↓↓↓
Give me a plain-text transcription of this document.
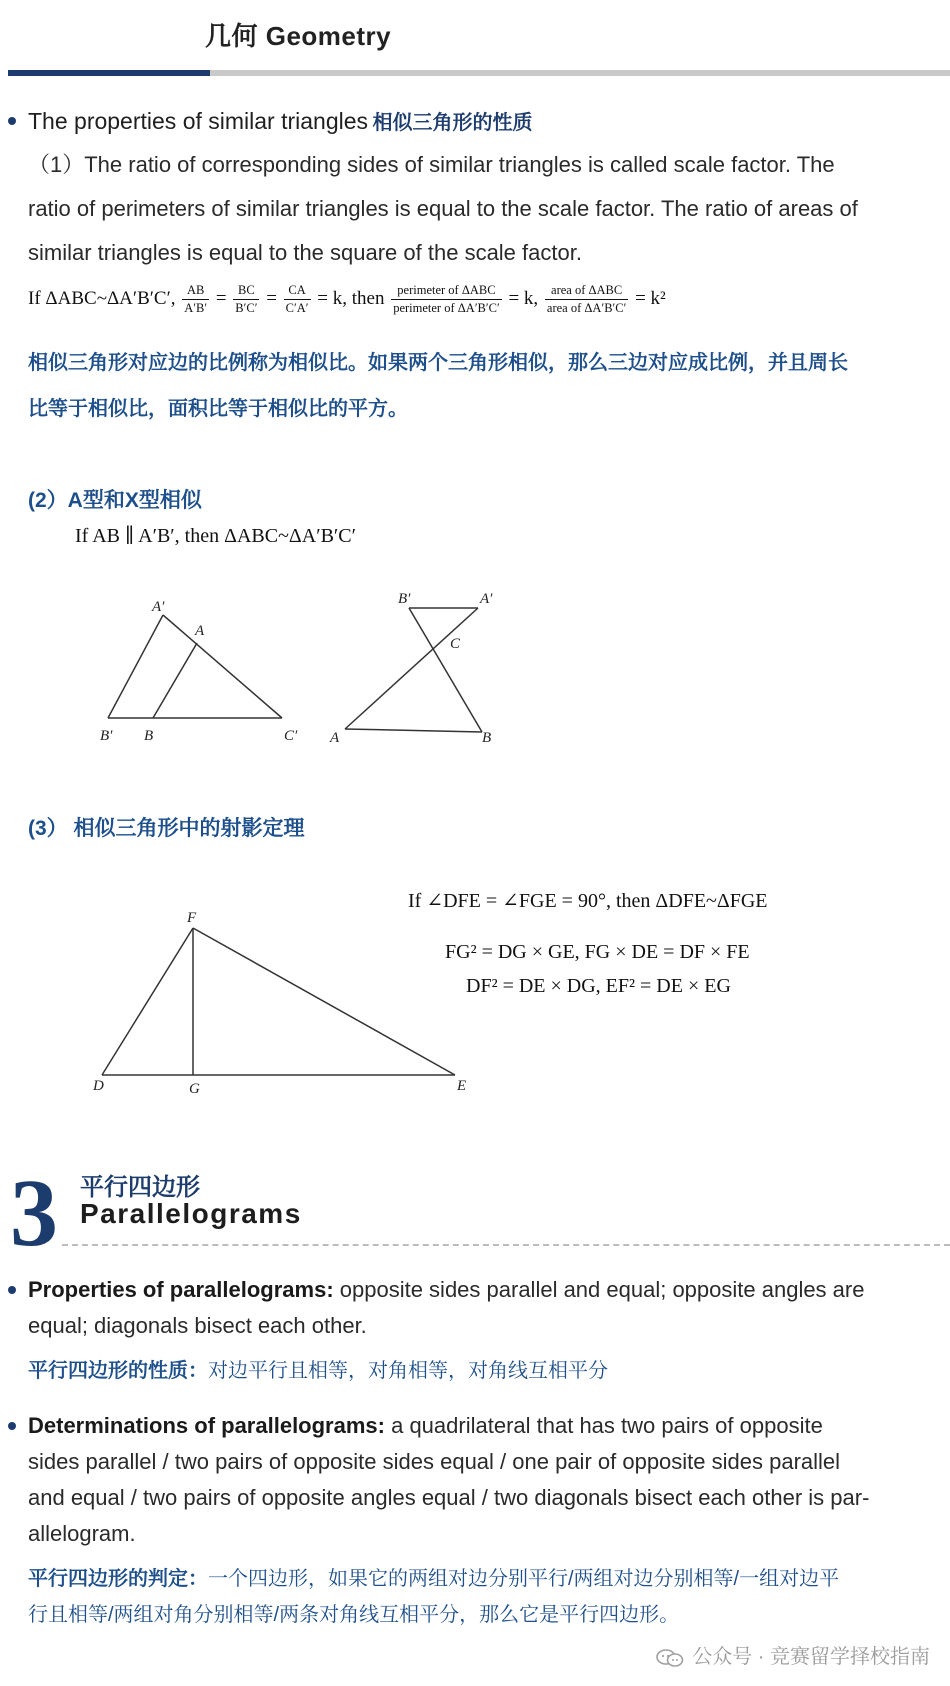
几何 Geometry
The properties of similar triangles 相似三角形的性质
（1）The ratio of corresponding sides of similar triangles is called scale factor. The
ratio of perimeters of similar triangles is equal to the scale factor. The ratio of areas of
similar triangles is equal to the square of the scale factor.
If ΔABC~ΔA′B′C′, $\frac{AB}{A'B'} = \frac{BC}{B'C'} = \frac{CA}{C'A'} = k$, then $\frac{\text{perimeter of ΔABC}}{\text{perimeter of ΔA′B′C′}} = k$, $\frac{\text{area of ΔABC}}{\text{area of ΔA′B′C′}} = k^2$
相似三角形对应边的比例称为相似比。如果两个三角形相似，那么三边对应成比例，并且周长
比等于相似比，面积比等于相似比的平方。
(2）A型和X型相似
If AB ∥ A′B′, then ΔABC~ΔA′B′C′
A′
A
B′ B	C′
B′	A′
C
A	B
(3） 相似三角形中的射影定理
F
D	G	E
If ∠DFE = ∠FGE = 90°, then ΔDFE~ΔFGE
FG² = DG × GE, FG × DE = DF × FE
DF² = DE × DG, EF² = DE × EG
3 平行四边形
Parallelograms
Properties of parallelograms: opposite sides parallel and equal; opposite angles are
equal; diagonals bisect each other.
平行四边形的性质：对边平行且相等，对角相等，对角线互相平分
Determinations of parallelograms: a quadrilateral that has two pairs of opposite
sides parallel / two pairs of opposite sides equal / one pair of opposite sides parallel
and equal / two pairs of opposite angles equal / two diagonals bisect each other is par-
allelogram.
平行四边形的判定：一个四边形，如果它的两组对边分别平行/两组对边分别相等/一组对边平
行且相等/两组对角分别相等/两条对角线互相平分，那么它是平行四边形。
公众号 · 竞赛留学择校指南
↑↑↑
↓↓↓
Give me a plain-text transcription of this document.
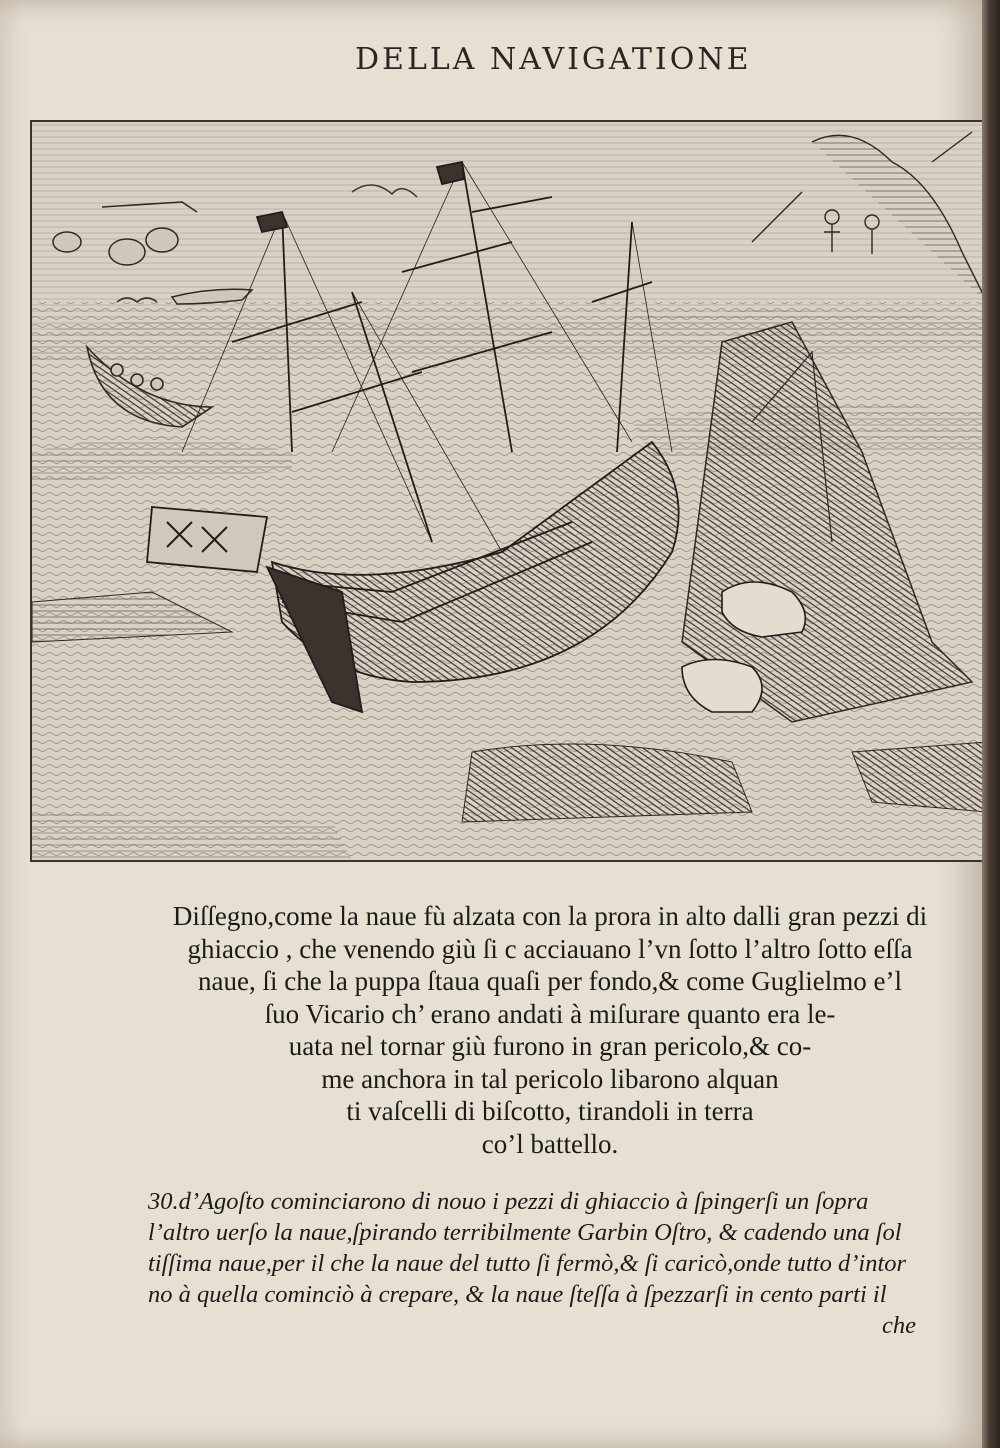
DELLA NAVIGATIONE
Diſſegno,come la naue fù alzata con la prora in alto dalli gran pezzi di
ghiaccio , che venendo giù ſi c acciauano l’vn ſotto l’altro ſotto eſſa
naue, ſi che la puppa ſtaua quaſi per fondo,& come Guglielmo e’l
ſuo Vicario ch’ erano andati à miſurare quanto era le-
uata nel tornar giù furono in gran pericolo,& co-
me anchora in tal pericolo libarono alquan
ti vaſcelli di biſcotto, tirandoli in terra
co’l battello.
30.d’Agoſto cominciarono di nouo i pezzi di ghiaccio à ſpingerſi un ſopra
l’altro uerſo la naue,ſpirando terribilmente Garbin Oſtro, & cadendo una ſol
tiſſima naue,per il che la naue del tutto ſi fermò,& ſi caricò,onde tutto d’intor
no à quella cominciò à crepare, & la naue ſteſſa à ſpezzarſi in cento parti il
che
↑↑↑
- **Direction**: From the listing above, pick out each line where the word "triangles" appears.

- **Exercise result**:
The properties of similar triangles 相似三角形的性质
（1）The ratio of corresponding sides of similar triangles is called scale factor. The
ratio of perimeters of similar triangles is equal to the scale factor. The ratio of areas of
similar triangles is equal to the square of the scale factor.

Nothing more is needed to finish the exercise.